Job: Repeat each entry exactly and drop the pictures.
##### Provided records #####
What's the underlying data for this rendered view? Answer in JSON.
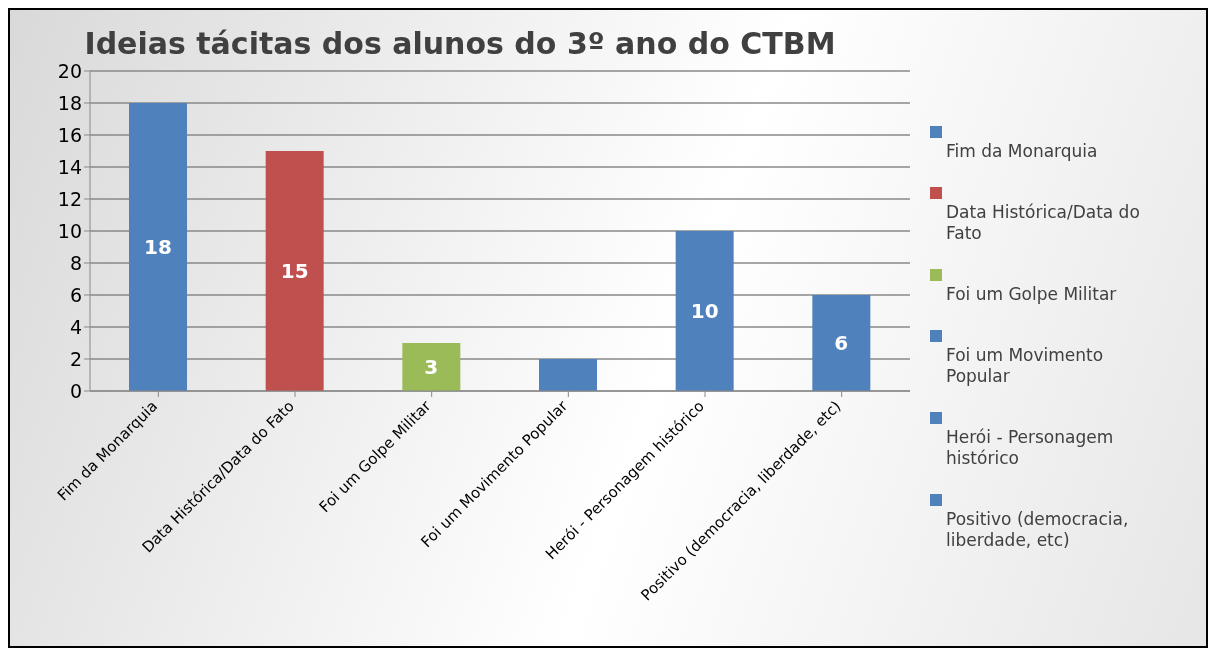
{
  "chart_data": {
    "type": "bar",
    "title": "Ideias tácitas dos alunos do 3º ano do CTBM",
    "categories": [
      "Fim da Monarquia",
      "Data Histórica/Data do Fato",
      "Foi um Golpe Militar",
      "Foi um Movimento Popular",
      "Herói - Personagem histórico",
      "Positivo (democracia, liberdade, etc)"
    ],
    "stacked": true,
    "series": [
      {
        "name": "Fim da Monarquia",
        "color": "#4f81bd",
        "values": [
          18,
          null,
          null,
          null,
          null,
          null
        ],
        "value_labels": [
          "18",
          null,
          null,
          null,
          null,
          null
        ]
      },
      {
        "name": "Data Histórica/Data do Fato",
        "color": "#c0504d",
        "values": [
          null,
          15,
          null,
          null,
          null,
          null
        ],
        "value_labels": [
          null,
          "15",
          null,
          null,
          null,
          null
        ]
      },
      {
        "name": "Foi um Golpe Militar",
        "color": "#9bbb59",
        "values": [
          null,
          null,
          3,
          null,
          null,
          null
        ],
        "value_labels": [
          null,
          null,
          "3",
          null,
          null,
          null
        ]
      },
      {
        "name": "Foi um Movimento Popular",
        "color": "#4f81bd",
        "values": [
          null,
          null,
          null,
          2,
          null,
          null
        ]
      },
      {
        "name": "Herói - Personagem histórico",
        "color": "#4f81bd",
        "values": [
          null,
          null,
          null,
          null,
          10,
          null
        ],
        "value_labels": [
          null,
          null,
          null,
          null,
          "10",
          null
        ]
      },
      {
        "name": "Positivo (democracia, liberdade, etc)",
        "color": "#4f81bd",
        "values": [
          null,
          null,
          null,
          null,
          null,
          6
        ],
        "value_labels": [
          null,
          null,
          null,
          null,
          null,
          "6"
        ]
      }
    ],
    "ylim": [
      0,
      20
    ],
    "yticks": [
      0,
      2,
      4,
      6,
      8,
      10,
      12,
      14,
      16,
      18,
      20
    ],
    "grid": "y",
    "legend": "right"
  }
}
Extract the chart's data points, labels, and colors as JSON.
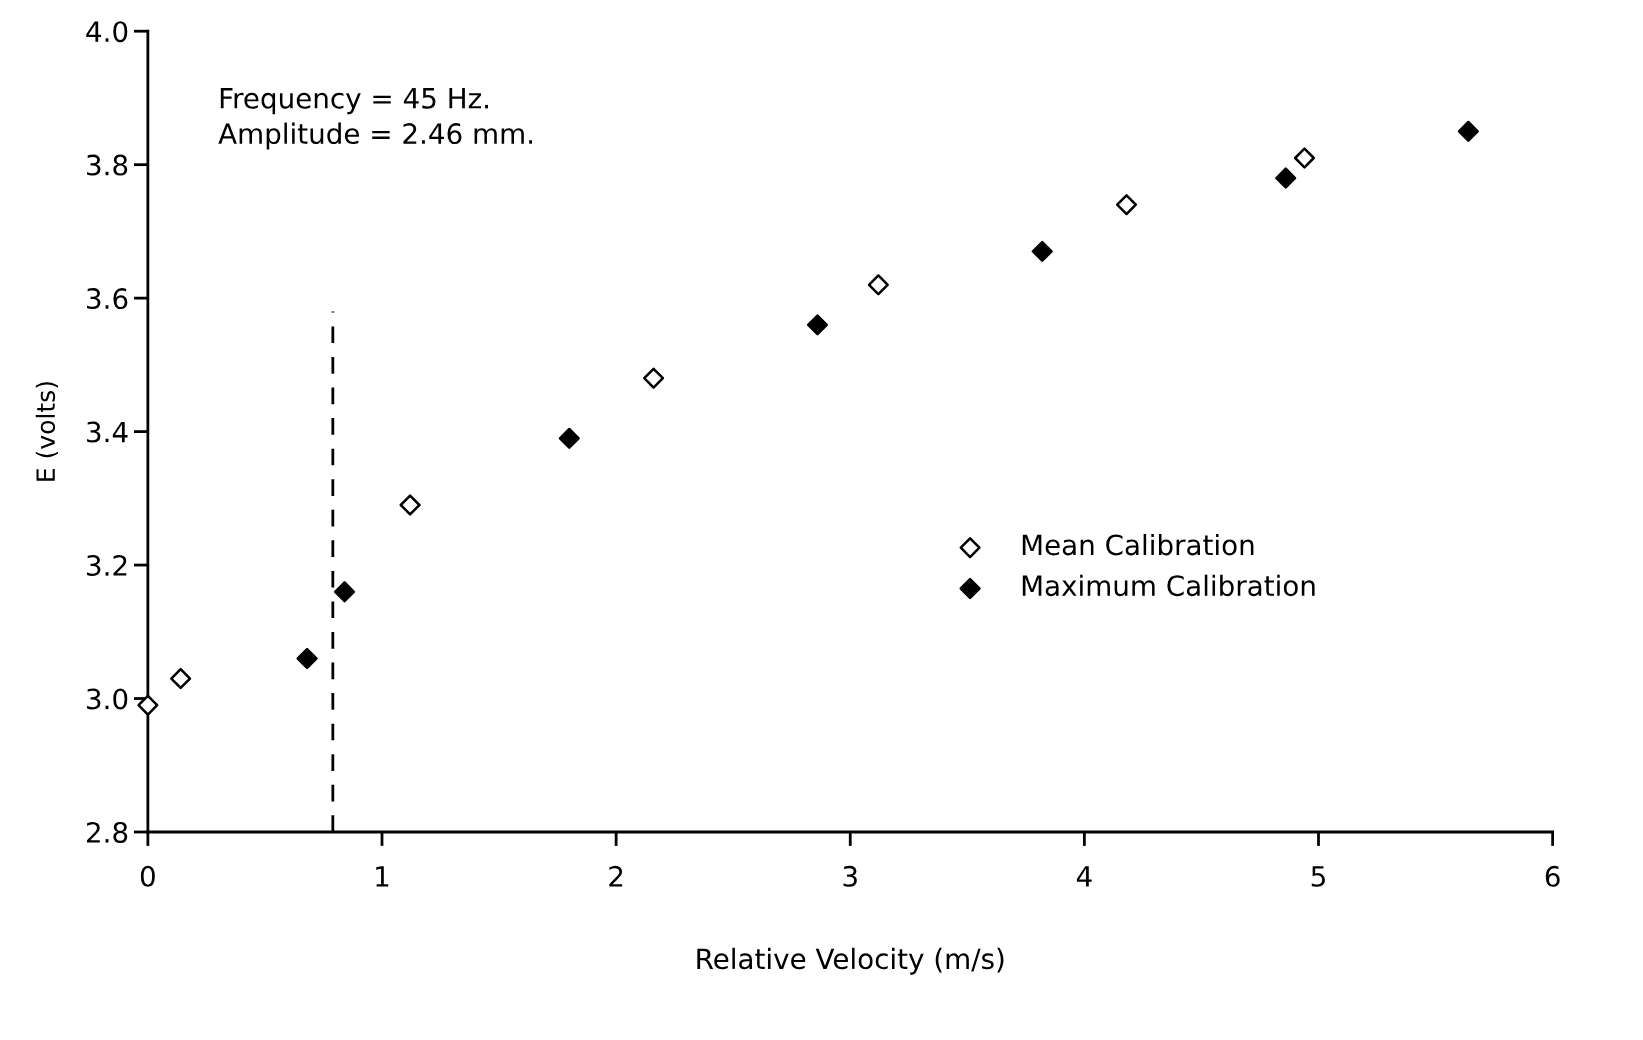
#####
Finished answer:
What's the underlying data for this rendered view? Answer in JSON.
{
  "chart_data": {
    "type": "bar",
    "title": "Ideias tácitas dos alunos do 3º ano do CTBM",
    "categories": [
      "Fim da Monarquia",
      "Data Histórica/Data do Fato",
      "Foi um Golpe Militar",
      "Foi um Movimento Popular",
      "Herói - Personagem histórico",
      "Positivo (democracia, liberdade, etc)"
    ],
    "stacked": true,
    "series": [
      {
        "name": "Fim da Monarquia",
        "color": "#4f81bd",
        "values": [
          18,
          null,
          null,
          null,
          null,
          null
        ],
        "value_labels": [
          "18",
          null,
          null,
          null,
          null,
          null
        ]
      },
      {
        "name": "Data Histórica/Data do Fato",
        "color": "#c0504d",
        "values": [
          null,
          15,
          null,
          null,
          null,
          null
        ],
        "value_labels": [
          null,
          "15",
          null,
          null,
          null,
          null
        ]
      },
      {
        "name": "Foi um Golpe Militar",
        "color": "#9bbb59",
        "values": [
          null,
          null,
          3,
          null,
          null,
          null
        ],
        "value_labels": [
          null,
          null,
          "3",
          null,
          null,
          null
        ]
      },
      {
        "name": "Foi um Movimento Popular",
        "color": "#4f81bd",
        "values": [
          null,
          null,
          null,
          2,
          null,
          null
        ]
      },
      {
        "name": "Herói - Personagem histórico",
        "color": "#4f81bd",
        "values": [
          null,
          null,
          null,
          null,
          10,
          null
        ],
        "value_labels": [
          null,
          null,
          null,
          null,
          "10",
          null
        ]
      },
      {
        "name": "Positivo (democracia, liberdade, etc)",
        "color": "#4f81bd",
        "values": [
          null,
          null,
          null,
          null,
          null,
          6
        ],
        "value_labels": [
          null,
          null,
          null,
          null,
          null,
          "6"
        ]
      }
    ],
    "ylim": [
      0,
      20
    ],
    "yticks": [
      0,
      2,
      4,
      6,
      8,
      10,
      12,
      14,
      16,
      18,
      20
    ],
    "grid": "y",
    "legend": "right"
  }
}
Extract the chart's data points, labels, and colors as JSON.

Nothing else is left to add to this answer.